**Extracted entries:**
● ● ● ● ● ● ●
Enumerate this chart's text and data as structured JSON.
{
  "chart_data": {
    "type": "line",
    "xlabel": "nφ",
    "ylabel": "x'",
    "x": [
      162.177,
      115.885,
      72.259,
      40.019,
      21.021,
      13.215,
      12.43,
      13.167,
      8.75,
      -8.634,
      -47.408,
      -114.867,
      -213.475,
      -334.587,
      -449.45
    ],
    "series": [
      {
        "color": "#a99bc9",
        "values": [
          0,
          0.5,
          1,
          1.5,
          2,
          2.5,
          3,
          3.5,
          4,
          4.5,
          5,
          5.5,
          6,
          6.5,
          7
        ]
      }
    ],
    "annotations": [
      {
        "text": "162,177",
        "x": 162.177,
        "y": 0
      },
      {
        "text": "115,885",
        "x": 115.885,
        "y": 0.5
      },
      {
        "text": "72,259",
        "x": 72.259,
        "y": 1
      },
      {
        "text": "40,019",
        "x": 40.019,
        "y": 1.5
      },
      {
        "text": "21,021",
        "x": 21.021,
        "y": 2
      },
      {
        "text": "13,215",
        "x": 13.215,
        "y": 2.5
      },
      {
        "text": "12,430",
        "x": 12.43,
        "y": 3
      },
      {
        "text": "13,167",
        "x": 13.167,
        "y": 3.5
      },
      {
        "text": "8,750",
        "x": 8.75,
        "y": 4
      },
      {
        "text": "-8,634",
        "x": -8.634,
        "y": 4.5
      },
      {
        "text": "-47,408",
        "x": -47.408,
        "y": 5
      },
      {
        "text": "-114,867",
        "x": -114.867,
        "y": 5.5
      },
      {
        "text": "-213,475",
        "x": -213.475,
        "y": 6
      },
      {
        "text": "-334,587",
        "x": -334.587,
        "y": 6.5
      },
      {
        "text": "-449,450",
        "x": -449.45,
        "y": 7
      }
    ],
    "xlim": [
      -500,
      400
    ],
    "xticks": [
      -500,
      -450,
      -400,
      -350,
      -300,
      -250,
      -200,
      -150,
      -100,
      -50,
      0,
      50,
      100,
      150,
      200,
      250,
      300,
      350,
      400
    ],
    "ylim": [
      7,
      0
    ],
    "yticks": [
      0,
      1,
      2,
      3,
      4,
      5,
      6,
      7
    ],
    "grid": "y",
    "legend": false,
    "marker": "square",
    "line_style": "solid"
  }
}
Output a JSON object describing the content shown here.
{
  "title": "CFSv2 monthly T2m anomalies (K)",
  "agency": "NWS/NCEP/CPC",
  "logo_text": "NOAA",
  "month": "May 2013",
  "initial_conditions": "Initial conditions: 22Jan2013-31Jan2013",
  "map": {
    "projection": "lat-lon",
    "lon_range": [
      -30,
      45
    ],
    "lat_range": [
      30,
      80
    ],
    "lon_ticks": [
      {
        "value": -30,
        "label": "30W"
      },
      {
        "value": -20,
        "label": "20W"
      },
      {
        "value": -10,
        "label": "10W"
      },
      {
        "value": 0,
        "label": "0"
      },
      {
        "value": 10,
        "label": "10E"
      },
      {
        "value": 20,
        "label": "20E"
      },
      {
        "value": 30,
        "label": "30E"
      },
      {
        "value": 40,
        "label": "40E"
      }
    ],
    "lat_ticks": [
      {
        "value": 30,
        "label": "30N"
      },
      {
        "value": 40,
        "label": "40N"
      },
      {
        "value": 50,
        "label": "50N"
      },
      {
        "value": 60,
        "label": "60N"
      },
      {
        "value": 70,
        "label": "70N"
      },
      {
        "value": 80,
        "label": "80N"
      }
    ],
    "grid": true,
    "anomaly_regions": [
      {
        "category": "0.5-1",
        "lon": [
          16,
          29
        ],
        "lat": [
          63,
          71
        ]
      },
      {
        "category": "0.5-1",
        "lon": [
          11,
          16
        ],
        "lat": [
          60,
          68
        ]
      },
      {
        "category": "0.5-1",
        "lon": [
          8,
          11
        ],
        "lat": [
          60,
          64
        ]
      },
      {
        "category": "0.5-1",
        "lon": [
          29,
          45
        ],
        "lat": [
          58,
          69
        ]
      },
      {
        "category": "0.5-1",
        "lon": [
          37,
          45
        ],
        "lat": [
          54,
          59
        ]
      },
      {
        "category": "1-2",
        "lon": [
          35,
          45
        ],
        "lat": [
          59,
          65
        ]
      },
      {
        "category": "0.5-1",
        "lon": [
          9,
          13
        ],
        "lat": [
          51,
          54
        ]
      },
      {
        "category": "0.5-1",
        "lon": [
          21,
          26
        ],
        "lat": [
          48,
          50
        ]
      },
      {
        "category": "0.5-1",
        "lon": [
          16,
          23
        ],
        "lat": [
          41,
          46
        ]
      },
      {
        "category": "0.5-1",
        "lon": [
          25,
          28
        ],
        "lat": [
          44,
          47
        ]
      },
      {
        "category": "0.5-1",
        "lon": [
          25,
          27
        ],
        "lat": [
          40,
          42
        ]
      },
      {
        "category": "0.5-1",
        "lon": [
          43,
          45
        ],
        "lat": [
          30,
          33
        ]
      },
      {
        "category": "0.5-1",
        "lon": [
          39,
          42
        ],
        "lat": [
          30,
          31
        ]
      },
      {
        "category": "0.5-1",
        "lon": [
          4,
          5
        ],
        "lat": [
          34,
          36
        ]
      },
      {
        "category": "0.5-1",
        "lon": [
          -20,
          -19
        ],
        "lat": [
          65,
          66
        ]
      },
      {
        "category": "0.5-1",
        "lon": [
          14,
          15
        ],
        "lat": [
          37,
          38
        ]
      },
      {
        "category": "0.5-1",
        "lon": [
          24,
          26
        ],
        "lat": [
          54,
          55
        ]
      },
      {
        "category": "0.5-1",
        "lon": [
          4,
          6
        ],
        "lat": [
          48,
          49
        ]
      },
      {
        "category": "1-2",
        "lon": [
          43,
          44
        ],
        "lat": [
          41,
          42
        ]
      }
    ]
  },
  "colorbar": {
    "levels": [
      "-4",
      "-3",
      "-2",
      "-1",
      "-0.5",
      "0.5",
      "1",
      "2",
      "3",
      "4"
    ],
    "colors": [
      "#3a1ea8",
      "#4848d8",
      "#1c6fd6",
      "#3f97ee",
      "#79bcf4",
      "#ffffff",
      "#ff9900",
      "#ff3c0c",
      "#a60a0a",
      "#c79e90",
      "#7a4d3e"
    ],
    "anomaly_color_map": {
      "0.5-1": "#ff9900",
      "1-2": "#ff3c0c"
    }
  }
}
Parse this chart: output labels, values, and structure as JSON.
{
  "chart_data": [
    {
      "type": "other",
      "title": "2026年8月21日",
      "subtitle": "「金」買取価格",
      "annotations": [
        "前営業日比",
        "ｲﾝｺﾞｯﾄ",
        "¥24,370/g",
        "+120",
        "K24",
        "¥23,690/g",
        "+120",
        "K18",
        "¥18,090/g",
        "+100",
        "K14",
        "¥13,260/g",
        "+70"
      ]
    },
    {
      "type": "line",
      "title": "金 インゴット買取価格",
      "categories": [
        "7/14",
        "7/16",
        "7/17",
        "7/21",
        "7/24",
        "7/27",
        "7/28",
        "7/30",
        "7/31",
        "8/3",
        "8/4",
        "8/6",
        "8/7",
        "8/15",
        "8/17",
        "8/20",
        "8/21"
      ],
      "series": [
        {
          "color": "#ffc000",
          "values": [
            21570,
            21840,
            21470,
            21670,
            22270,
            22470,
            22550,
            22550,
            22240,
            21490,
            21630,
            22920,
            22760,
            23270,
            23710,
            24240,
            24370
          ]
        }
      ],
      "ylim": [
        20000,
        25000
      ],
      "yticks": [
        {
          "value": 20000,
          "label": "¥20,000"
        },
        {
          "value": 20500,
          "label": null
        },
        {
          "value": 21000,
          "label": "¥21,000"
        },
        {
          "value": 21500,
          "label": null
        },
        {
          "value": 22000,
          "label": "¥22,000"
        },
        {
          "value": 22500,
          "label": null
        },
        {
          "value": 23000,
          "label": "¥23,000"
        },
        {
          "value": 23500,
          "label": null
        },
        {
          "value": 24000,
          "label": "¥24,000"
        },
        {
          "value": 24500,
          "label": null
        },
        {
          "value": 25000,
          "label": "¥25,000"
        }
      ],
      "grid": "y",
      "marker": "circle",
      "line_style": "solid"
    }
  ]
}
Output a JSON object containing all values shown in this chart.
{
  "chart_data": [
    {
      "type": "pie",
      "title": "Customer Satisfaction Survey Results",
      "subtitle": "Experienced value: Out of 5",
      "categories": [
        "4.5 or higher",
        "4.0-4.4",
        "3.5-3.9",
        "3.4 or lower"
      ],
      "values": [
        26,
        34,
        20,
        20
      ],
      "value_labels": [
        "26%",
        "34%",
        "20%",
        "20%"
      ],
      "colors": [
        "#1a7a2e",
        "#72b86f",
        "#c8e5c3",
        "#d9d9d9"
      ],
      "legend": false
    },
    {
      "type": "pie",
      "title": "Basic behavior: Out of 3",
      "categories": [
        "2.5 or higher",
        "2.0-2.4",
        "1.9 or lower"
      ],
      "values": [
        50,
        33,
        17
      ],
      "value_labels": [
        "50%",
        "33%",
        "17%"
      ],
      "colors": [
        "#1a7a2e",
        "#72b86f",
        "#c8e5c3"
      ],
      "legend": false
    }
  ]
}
● ● ● ● ● ● ●
**Task statement:** Tally the lines in these entries that have the string "subtitle" in them, then answer with the count and nothing else.

**Solution to the problem:** 2